---------- RECORDS FOR PROCESSING

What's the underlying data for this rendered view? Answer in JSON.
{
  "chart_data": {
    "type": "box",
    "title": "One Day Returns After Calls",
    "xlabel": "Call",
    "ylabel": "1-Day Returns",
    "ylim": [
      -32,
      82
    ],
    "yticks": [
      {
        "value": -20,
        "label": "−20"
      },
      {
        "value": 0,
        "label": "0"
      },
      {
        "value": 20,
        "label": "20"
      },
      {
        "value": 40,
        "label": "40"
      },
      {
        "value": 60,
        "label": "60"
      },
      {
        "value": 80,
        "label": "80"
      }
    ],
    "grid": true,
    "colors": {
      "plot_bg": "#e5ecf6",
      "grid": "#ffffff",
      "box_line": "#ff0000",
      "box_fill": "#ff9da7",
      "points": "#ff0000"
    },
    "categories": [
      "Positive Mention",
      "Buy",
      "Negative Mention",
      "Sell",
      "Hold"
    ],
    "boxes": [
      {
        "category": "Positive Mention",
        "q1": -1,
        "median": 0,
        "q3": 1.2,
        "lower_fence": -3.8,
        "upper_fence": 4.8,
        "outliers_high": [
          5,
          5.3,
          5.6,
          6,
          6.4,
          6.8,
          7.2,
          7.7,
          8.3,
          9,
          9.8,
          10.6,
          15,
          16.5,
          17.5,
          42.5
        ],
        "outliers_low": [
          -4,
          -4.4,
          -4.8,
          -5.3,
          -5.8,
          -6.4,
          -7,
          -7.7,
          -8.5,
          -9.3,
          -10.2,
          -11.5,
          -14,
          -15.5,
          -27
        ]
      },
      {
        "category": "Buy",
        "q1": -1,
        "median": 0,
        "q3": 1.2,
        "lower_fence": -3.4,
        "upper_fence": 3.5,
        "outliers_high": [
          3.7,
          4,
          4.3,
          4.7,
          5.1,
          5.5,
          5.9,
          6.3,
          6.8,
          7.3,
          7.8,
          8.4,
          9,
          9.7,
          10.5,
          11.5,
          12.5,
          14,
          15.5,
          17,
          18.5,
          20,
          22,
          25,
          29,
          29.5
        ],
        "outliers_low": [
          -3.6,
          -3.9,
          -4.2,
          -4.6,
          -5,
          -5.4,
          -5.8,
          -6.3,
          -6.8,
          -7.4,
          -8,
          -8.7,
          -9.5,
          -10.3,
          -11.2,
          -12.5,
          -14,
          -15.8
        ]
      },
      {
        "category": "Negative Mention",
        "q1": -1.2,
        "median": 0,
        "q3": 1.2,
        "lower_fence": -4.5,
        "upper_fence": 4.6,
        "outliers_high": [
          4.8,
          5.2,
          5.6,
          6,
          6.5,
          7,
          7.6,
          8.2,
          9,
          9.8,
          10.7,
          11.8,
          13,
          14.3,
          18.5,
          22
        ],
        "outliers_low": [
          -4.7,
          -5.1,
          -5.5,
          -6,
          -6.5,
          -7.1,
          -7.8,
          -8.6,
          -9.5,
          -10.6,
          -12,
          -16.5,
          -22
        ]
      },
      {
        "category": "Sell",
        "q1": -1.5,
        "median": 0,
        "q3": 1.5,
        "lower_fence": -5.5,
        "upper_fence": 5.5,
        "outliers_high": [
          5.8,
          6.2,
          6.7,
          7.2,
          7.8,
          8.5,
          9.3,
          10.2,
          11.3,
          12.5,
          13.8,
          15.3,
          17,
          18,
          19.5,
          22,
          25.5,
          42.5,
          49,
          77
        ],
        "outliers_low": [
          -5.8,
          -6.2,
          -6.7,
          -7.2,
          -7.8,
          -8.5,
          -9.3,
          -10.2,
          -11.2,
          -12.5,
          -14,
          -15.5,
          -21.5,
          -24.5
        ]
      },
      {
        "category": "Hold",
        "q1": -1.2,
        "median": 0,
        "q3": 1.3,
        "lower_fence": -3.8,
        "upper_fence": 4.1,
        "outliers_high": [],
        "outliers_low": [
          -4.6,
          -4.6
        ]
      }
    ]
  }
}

--------------------
---------- RECORDS FOR PROCESSING

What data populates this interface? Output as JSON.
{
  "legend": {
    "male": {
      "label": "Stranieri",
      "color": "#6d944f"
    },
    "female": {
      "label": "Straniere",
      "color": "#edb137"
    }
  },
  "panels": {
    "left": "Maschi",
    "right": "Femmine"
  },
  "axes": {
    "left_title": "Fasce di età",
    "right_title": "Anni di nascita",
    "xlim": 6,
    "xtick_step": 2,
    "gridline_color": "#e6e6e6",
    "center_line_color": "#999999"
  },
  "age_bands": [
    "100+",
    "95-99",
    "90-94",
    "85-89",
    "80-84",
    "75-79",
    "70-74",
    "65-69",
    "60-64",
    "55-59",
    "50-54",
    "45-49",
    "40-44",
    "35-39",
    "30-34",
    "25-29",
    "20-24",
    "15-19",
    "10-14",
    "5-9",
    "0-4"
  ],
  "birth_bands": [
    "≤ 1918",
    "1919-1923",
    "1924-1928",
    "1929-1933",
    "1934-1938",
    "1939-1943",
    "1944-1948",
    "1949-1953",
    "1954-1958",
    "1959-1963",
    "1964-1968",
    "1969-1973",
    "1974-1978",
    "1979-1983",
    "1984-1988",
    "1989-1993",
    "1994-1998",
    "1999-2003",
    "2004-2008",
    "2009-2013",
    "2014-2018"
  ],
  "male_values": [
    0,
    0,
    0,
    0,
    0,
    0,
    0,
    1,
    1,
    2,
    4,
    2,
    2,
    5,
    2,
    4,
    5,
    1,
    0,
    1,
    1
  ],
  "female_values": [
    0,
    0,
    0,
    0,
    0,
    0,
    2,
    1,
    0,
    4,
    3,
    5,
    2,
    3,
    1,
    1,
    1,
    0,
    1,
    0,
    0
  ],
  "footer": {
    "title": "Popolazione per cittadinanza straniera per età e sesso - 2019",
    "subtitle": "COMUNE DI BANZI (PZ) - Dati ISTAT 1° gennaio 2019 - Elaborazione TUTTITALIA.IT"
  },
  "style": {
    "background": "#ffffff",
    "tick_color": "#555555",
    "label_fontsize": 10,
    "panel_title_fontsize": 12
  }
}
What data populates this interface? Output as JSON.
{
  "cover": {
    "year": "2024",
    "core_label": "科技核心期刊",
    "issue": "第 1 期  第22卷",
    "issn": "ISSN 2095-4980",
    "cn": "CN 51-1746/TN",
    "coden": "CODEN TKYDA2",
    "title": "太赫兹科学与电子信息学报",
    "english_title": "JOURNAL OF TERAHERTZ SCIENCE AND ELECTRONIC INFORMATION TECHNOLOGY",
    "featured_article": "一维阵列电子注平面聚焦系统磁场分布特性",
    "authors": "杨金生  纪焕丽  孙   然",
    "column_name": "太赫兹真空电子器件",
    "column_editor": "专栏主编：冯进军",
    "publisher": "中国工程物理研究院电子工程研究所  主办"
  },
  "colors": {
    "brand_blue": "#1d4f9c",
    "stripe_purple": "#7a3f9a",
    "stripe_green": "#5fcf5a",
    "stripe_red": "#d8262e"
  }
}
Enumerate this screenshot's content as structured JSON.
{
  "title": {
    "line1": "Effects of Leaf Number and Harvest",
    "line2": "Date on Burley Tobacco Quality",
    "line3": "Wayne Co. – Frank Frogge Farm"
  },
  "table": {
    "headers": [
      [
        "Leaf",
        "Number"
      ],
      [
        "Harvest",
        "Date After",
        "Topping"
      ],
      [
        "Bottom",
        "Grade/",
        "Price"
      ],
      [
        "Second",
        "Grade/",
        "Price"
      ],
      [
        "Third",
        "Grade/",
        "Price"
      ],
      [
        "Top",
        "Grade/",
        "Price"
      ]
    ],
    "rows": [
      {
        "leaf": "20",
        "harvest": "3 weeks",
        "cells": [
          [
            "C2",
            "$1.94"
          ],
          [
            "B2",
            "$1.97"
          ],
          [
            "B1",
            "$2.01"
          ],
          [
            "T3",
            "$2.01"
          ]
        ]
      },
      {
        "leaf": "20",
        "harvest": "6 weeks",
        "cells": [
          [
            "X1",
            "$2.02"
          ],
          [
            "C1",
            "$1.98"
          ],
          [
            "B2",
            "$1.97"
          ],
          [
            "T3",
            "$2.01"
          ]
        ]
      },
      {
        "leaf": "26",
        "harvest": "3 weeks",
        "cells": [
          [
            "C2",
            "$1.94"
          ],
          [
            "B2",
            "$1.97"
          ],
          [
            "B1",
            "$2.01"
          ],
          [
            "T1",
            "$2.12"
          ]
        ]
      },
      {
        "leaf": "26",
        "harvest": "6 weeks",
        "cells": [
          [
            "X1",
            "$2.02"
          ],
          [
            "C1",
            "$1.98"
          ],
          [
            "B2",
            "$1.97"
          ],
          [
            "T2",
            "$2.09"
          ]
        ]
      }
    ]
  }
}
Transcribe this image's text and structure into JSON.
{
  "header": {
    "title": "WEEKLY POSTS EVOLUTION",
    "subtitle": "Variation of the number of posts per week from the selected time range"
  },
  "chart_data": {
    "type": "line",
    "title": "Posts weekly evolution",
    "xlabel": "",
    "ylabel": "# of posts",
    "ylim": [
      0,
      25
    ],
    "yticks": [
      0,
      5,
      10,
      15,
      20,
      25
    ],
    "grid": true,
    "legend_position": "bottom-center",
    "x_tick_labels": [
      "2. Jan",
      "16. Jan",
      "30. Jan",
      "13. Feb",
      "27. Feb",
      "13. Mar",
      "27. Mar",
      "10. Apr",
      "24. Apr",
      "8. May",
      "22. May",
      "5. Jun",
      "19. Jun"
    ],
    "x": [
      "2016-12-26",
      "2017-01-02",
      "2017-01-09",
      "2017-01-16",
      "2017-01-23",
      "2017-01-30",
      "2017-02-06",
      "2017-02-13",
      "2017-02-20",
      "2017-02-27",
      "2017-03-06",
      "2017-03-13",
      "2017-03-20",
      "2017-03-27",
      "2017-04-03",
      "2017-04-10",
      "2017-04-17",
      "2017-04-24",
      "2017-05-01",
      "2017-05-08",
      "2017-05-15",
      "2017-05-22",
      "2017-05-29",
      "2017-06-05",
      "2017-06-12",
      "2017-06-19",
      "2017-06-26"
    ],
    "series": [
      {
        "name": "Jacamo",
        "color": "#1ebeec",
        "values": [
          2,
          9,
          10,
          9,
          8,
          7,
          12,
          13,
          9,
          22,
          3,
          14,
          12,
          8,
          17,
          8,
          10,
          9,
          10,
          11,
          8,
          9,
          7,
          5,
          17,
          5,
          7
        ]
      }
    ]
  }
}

--------------------

**PROBLEM REQUIREMENTS**
Return only the number of lines in the preceding records that contain the string "Date".

**REPLY**
2